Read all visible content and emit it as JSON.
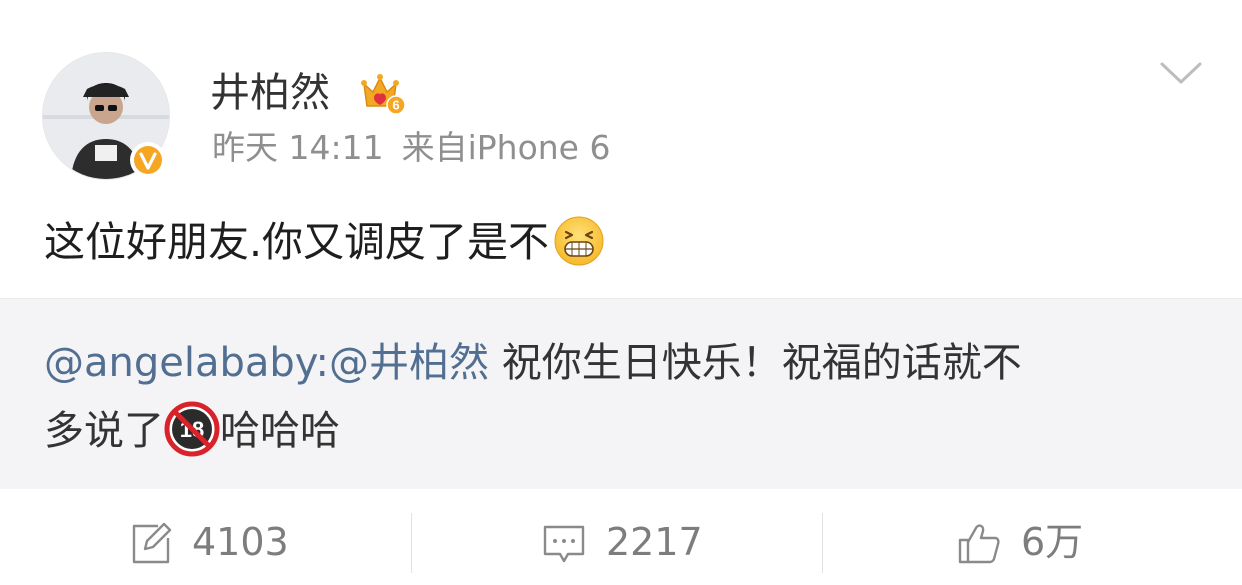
{
  "post": {
    "author": {
      "name": "井柏然",
      "avatar_icon": "avatar-photo",
      "verified_icon": "verified-v-badge",
      "member_badge_icon": "crown-level-6-badge",
      "member_badge_text": "6"
    },
    "meta": {
      "time": "昨天 14:11",
      "source": "来自iPhone 6"
    },
    "content": {
      "text": "这位好朋友.你又调皮了是不",
      "emoji_icon": "grinning-face-emoji"
    },
    "repost": {
      "mention_author": "@angelababy:",
      "mention_target": "@井柏然",
      "text_line1": " 祝你生日快乐！祝福的话就不",
      "text_line2a": "多说了",
      "emoji_icon": "no-under-18-emoji",
      "emoji_text": "18",
      "text_line2b": "哈哈哈"
    },
    "actions": {
      "repost": {
        "icon": "edit-icon",
        "count": "4103"
      },
      "comment": {
        "icon": "comment-icon",
        "count": "2217"
      },
      "like": {
        "icon": "thumbs-up-icon",
        "count": "6万"
      }
    },
    "colors": {
      "mention": "#526f91",
      "verified": "#f6a623",
      "crown": "#f3a824",
      "repost_bg": "#f4f4f6"
    }
  }
}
_ _ _
**What the exercise asks**.
Each line in the material either holds the string "verified" or does not. State how many do, and nothing else.

**Answer to this exercise**.
2